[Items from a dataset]
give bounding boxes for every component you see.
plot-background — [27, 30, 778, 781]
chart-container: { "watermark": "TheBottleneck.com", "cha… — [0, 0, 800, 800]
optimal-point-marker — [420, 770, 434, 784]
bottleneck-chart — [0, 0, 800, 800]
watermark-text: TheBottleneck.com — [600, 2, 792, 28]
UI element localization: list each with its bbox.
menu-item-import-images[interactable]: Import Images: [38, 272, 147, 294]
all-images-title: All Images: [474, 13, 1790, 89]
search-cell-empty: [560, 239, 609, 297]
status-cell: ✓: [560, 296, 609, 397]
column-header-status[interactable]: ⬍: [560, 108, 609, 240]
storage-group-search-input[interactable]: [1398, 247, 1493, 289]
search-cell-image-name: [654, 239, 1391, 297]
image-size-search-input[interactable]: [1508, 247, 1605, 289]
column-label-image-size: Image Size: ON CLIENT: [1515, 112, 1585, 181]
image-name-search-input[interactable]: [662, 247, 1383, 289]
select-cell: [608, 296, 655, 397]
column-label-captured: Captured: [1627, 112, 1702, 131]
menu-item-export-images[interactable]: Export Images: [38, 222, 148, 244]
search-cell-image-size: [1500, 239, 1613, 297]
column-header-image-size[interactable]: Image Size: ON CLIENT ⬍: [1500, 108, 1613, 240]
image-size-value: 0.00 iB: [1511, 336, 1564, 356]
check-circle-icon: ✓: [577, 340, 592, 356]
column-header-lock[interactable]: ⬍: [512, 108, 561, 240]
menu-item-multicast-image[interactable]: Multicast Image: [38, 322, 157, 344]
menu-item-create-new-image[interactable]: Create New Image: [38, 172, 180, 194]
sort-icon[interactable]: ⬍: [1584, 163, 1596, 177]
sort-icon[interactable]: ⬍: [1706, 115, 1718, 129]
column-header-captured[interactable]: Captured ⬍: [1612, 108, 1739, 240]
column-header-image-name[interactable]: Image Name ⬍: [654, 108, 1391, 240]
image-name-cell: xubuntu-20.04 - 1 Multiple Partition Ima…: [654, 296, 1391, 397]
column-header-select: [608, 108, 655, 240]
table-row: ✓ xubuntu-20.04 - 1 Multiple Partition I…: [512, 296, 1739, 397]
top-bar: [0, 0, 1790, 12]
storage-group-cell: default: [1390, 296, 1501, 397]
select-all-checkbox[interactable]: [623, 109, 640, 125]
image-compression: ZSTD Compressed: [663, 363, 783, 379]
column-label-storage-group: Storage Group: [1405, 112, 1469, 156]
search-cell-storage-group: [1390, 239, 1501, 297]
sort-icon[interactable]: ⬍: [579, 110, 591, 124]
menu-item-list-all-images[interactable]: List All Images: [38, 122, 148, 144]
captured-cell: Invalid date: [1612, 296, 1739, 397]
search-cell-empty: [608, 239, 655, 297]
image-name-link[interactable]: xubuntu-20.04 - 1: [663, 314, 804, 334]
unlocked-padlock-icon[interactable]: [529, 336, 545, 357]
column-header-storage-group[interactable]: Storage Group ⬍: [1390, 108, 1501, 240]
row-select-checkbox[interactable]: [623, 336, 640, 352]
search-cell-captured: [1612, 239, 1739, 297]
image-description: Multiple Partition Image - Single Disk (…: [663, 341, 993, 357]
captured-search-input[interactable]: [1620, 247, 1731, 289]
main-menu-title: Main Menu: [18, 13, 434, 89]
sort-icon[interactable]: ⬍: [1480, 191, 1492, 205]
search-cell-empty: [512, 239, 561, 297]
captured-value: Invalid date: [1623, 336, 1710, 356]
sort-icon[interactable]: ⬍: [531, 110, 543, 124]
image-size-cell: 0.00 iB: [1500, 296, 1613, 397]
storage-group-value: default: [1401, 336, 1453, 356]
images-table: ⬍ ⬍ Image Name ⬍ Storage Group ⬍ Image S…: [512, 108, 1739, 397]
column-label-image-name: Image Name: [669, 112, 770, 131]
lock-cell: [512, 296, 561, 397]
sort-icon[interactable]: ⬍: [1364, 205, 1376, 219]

Goal of the exercise
Retype every line of the entries above exactly as they appear.

Result of this exercise
give bounding boxes for every component you see.
plot-background — [27, 30, 778, 781]
chart-container: { "watermark": "TheBottleneck.com", "cha… — [0, 0, 800, 800]
optimal-point-marker — [420, 770, 434, 784]
bottleneck-chart — [0, 0, 800, 800]
watermark-text: TheBottleneck.com — [600, 2, 792, 28]
UI element localization: list each with its bbox.
menu-item-import-images[interactable]: Import Images: [38, 272, 147, 294]
all-images-title: All Images: [474, 13, 1790, 89]
search-cell-empty: [560, 239, 609, 297]
status-cell: ✓: [560, 296, 609, 397]
column-header-status[interactable]: ⬍: [560, 108, 609, 240]
storage-group-search-input[interactable]: [1398, 247, 1493, 289]
search-cell-image-name: [654, 239, 1391, 297]
image-size-search-input[interactable]: [1508, 247, 1605, 289]
column-label-image-size: Image Size: ON CLIENT: [1515, 112, 1585, 181]
image-name-search-input[interactable]: [662, 247, 1383, 289]
select-cell: [608, 296, 655, 397]
column-label-captured: Captured: [1627, 112, 1702, 131]
menu-item-export-images[interactable]: Export Images: [38, 222, 148, 244]
search-cell-image-size: [1500, 239, 1613, 297]
column-header-image-size[interactable]: Image Size: ON CLIENT ⬍: [1500, 108, 1613, 240]
image-size-value: 0.00 iB: [1511, 336, 1564, 356]
check-circle-icon: ✓: [577, 340, 592, 356]
column-header-lock[interactable]: ⬍: [512, 108, 561, 240]
menu-item-multicast-image[interactable]: Multicast Image: [38, 322, 157, 344]
menu-item-create-new-image[interactable]: Create New Image: [38, 172, 180, 194]
sort-icon[interactable]: ⬍: [1584, 163, 1596, 177]
sort-icon[interactable]: ⬍: [1706, 115, 1718, 129]
column-header-captured[interactable]: Captured ⬍: [1612, 108, 1739, 240]
column-header-image-name[interactable]: Image Name ⬍: [654, 108, 1391, 240]
image-name-cell: xubuntu-20.04 - 1 Multiple Partition Ima…: [654, 296, 1391, 397]
column-header-select: [608, 108, 655, 240]
table-row: ✓ xubuntu-20.04 - 1 Multiple Partition I…: [512, 296, 1739, 397]
top-bar: [0, 0, 1790, 12]
storage-group-cell: default: [1390, 296, 1501, 397]
select-all-checkbox[interactable]: [623, 109, 640, 125]
image-compression: ZSTD Compressed: [663, 363, 783, 379]
column-label-storage-group: Storage Group: [1405, 112, 1469, 156]
search-cell-storage-group: [1390, 239, 1501, 297]
sort-icon[interactable]: ⬍: [579, 110, 591, 124]
menu-item-list-all-images[interactable]: List All Images: [38, 122, 148, 144]
captured-cell: Invalid date: [1612, 296, 1739, 397]
search-cell-empty: [608, 239, 655, 297]
image-name-link[interactable]: xubuntu-20.04 - 1: [663, 314, 804, 334]
unlocked-padlock-icon[interactable]: [529, 336, 545, 357]
column-header-storage-group[interactable]: Storage Group ⬍: [1390, 108, 1501, 240]
row-select-checkbox[interactable]: [623, 336, 640, 352]
search-cell-captured: [1612, 239, 1739, 297]
image-description: Multiple Partition Image - Single Disk (…: [663, 341, 993, 357]
captured-search-input[interactable]: [1620, 247, 1731, 289]
main-menu-title: Main Menu: [18, 13, 434, 89]
sort-icon[interactable]: ⬍: [1480, 191, 1492, 205]
search-cell-empty: [512, 239, 561, 297]
captured-value: Invalid date: [1623, 336, 1710, 356]
sort-icon[interactable]: ⬍: [531, 110, 543, 124]
image-size-cell: 0.00 iB: [1500, 296, 1613, 397]
storage-group-value: default: [1401, 336, 1453, 356]
images-table: ⬍ ⬍ Image Name ⬍ Storage Group ⬍ Image S…: [512, 108, 1739, 397]
column-label-image-name: Image Name: [669, 112, 770, 131]
lock-cell: [512, 296, 561, 397]
sort-icon[interactable]: ⬍: [1364, 205, 1376, 219]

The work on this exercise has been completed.